**What the task asks**
What lines of the data hold the string "Märkte"? Copy them all.

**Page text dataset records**
▼▼▼
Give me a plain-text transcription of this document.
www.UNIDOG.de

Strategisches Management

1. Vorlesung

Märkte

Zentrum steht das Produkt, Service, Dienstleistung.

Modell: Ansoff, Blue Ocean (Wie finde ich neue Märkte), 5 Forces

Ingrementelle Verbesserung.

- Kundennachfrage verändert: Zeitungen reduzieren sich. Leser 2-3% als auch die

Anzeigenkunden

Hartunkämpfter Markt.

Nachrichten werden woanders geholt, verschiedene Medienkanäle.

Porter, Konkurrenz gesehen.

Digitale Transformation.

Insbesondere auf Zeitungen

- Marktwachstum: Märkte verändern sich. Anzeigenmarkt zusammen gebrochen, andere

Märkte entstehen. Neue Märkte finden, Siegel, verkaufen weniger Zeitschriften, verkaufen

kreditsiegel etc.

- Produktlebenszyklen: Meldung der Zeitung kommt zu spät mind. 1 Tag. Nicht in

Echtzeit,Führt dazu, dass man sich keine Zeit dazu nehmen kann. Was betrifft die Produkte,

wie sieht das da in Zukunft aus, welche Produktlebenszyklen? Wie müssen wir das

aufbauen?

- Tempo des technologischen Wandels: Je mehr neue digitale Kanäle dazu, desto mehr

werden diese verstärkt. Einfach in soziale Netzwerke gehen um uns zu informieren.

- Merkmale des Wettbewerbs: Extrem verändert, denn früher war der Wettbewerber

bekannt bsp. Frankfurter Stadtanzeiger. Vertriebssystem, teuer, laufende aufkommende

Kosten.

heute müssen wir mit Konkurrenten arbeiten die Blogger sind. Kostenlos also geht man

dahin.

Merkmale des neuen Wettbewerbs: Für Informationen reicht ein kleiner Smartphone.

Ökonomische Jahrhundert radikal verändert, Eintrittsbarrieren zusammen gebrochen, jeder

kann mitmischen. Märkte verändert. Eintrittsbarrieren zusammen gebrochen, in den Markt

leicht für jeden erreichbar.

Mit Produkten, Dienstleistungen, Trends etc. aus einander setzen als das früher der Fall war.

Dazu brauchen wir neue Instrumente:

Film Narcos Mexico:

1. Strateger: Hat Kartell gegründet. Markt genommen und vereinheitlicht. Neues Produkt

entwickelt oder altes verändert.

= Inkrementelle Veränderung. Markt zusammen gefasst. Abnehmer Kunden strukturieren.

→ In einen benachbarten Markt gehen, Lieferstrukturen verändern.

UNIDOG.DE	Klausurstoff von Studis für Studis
▲▲▲
**Answer**
Märkte
Modell: Ansoff, Blue Ocean (Wie finde ich neue Märkte), 5 Forces
- Marktwachstum: Märkte verändern sich. Anzeigenmarkt zusammen gebrochen, andere
Märkte entstehen. Neue Märkte finden, Siegel, verkaufen weniger Zeitschriften, verkaufen
kann mitmischen. Märkte verändert. Eintrittsbarrieren zusammen gebrochen, in den Markt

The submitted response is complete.